** START OF Extracted information **

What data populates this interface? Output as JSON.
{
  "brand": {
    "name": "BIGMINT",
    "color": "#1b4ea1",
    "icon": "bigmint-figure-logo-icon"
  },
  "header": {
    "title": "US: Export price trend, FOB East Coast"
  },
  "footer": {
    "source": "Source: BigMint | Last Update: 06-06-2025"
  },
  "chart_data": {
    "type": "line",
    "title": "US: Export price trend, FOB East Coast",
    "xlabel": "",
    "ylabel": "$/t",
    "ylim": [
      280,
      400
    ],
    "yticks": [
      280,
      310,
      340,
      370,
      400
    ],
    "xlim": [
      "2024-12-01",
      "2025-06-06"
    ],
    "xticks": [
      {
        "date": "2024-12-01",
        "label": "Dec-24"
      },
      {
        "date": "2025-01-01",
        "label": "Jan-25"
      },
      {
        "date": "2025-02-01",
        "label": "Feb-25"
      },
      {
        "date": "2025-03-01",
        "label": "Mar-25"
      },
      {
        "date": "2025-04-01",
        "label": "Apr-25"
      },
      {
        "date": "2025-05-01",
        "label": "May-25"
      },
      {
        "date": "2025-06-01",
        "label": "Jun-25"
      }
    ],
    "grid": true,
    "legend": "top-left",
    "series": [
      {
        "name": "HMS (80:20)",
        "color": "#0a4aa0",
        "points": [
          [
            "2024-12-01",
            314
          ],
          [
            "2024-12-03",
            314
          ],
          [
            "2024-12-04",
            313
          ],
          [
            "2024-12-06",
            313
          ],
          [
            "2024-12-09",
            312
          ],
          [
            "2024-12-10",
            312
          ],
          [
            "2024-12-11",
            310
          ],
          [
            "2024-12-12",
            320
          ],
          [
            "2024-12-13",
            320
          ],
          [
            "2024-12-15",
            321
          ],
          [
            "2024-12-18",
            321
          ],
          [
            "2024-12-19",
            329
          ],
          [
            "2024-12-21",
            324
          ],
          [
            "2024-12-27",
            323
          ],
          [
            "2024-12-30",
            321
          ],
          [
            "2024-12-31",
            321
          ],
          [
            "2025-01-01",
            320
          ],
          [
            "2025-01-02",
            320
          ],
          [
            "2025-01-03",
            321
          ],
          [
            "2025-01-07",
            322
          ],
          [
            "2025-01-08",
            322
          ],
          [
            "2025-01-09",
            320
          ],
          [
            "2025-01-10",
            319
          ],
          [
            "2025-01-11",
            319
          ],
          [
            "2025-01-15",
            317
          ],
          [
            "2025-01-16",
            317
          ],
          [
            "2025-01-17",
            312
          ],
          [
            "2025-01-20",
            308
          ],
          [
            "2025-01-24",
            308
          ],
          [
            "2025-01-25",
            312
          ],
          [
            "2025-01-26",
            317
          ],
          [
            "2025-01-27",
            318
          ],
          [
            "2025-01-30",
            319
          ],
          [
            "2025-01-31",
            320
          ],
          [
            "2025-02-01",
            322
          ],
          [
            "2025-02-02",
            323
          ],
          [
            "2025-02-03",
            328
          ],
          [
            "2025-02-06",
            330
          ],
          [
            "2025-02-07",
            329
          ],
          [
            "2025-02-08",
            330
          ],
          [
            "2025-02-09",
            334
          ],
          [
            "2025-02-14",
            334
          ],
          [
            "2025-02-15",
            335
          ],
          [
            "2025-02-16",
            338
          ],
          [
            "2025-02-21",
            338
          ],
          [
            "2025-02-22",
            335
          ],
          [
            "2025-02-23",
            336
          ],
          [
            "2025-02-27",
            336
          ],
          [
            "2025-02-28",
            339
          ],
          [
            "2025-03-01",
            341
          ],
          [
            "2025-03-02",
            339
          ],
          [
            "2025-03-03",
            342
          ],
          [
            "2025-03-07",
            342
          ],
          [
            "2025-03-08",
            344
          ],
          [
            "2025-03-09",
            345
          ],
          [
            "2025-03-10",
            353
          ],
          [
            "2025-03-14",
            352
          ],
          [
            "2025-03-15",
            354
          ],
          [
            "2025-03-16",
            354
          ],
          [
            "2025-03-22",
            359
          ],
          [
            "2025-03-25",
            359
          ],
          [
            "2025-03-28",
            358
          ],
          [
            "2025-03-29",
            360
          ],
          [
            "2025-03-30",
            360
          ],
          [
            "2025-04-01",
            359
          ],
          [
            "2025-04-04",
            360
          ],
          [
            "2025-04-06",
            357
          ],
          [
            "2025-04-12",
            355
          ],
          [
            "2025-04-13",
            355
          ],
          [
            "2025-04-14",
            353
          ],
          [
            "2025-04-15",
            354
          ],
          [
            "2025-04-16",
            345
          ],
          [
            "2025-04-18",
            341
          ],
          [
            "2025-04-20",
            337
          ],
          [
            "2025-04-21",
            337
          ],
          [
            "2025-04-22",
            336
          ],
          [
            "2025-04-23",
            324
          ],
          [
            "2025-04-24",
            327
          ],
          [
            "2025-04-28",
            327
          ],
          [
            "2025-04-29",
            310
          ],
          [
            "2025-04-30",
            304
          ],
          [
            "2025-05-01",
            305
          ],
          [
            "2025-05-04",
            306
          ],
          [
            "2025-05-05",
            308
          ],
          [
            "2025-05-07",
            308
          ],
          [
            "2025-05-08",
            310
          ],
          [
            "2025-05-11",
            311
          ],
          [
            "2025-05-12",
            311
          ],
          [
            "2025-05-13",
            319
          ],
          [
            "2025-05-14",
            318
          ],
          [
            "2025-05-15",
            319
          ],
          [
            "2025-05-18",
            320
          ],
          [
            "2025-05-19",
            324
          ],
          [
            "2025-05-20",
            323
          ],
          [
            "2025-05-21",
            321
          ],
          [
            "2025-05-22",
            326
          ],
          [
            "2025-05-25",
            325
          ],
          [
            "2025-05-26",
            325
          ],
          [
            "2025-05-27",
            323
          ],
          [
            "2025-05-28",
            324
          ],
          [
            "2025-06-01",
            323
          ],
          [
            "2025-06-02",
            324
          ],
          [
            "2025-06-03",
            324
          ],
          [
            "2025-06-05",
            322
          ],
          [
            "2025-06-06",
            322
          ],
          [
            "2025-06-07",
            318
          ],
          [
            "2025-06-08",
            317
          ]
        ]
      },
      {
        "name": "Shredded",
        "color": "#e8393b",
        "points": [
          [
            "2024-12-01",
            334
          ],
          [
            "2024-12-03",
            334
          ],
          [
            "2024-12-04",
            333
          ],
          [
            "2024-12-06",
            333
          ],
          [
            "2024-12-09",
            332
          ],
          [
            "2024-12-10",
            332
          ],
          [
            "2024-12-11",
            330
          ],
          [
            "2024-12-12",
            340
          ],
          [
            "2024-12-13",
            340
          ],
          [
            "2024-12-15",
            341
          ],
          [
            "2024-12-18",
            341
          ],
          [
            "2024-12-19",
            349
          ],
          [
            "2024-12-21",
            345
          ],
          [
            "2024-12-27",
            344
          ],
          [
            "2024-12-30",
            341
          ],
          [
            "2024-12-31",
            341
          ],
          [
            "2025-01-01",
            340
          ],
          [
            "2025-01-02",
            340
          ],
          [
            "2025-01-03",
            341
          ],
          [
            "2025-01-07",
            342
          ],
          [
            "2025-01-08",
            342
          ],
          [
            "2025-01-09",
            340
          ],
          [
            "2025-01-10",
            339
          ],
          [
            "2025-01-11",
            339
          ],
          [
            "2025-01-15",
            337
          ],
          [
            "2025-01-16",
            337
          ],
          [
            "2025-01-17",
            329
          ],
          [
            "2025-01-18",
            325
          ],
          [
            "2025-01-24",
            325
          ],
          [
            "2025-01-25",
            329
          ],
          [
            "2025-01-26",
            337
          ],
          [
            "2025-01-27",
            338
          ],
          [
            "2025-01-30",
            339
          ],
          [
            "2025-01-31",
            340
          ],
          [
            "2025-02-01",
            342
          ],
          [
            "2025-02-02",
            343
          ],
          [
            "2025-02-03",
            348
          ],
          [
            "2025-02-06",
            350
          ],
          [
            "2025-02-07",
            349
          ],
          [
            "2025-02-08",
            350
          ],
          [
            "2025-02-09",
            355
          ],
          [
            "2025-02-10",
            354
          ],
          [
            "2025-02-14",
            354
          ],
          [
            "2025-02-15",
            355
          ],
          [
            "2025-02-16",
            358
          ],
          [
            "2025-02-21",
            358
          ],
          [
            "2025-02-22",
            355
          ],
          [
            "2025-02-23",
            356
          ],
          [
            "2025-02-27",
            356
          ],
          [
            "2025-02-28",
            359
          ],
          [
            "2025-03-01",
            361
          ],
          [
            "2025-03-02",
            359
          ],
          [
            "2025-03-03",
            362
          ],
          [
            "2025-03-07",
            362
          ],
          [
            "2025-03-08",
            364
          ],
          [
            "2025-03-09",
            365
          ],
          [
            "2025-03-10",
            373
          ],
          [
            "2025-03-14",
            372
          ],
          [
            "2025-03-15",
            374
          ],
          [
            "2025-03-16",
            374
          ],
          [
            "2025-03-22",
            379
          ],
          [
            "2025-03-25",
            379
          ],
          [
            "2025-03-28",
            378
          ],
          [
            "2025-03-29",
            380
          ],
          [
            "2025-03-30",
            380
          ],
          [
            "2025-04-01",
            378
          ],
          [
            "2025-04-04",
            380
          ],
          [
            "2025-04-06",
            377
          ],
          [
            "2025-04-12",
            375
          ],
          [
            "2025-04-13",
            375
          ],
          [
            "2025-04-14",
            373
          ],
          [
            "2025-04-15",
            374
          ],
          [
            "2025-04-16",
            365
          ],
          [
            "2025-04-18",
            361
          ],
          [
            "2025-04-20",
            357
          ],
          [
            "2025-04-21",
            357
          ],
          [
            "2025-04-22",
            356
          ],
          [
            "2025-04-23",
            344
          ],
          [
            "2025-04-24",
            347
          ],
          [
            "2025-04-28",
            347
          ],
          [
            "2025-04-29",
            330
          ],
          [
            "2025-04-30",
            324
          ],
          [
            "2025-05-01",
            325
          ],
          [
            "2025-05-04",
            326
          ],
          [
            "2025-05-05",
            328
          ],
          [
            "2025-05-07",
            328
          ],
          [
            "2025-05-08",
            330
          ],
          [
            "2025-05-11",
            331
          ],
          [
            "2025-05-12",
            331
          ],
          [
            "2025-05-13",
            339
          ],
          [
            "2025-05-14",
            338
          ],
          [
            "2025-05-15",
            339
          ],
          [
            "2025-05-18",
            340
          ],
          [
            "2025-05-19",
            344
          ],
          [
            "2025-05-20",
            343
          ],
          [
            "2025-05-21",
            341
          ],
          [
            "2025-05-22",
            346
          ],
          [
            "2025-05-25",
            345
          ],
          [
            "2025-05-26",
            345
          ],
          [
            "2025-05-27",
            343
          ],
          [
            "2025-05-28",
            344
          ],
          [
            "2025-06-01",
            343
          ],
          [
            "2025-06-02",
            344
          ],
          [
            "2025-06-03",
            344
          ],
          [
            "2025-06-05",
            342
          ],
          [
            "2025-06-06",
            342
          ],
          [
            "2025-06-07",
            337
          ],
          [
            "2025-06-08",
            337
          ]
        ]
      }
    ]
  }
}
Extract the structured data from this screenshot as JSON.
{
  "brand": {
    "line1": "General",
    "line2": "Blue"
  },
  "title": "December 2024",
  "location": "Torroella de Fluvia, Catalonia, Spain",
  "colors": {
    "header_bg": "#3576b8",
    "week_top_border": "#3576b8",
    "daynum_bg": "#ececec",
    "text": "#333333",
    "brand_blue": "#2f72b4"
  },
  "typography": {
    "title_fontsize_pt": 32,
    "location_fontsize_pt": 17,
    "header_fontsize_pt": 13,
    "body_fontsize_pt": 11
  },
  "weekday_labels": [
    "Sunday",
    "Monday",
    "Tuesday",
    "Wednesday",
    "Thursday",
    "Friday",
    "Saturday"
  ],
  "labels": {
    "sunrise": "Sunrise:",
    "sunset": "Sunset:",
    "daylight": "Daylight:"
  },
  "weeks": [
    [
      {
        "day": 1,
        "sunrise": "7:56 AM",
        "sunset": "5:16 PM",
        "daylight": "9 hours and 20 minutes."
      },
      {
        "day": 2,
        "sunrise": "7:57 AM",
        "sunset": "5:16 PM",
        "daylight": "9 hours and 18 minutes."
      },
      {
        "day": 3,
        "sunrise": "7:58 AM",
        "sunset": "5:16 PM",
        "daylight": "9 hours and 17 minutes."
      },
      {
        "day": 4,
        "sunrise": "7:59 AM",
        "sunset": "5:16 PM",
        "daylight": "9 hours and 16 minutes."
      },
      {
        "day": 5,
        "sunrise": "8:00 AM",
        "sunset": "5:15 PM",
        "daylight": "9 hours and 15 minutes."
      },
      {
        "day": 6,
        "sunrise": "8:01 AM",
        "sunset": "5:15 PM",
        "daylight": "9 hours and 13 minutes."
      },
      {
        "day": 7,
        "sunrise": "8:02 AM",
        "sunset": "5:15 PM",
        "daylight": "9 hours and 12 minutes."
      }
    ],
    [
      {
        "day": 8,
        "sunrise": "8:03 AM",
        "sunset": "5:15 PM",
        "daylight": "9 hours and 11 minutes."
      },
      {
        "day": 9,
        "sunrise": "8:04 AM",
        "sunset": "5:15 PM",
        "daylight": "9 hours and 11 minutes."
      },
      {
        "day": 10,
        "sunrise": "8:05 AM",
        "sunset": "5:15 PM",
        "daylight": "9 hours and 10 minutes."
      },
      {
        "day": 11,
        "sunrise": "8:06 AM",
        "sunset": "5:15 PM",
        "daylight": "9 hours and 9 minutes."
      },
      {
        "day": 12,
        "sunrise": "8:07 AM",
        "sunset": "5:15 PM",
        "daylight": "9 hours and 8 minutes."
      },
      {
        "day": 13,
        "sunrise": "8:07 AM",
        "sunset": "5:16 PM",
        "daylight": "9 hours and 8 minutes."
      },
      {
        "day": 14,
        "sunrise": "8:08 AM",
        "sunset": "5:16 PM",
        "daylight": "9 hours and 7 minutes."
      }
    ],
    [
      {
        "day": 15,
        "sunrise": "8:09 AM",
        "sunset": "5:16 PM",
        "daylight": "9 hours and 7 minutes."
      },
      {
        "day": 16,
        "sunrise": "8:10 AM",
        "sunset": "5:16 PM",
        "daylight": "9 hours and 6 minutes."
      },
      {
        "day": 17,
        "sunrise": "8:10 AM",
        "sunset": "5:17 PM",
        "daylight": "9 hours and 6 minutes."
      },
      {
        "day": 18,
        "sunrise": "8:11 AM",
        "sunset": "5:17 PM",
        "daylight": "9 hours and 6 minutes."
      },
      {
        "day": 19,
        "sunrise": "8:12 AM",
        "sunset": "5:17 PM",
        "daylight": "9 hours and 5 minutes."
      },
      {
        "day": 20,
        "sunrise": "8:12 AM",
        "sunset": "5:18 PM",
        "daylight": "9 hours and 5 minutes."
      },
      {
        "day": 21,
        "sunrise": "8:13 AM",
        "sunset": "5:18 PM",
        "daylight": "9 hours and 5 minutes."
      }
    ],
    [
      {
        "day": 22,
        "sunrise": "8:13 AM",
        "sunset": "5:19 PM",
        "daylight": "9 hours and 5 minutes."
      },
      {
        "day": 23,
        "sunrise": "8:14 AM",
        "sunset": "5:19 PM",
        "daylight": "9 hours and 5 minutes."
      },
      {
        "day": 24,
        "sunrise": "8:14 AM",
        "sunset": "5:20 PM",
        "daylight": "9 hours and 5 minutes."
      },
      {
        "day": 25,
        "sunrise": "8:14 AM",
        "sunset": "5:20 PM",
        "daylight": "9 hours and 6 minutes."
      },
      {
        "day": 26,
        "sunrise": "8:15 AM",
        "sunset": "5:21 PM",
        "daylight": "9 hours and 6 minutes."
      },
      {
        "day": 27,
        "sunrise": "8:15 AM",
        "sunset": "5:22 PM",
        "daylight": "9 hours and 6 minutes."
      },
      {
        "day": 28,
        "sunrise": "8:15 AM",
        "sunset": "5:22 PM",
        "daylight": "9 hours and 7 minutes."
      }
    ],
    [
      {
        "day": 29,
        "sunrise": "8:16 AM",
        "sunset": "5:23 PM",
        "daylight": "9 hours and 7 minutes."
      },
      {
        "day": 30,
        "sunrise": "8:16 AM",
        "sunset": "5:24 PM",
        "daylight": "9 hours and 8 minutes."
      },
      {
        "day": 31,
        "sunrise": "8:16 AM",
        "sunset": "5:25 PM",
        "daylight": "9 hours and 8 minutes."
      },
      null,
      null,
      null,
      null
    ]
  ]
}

** END OF Extracted information **

Brief:
In the listing above, find each line with the word "price" and copy it.

Solution for this exercise:
    "title": "US: Export price trend, FOB East Coast"
    "title": "US: Export price trend, FOB East Coast",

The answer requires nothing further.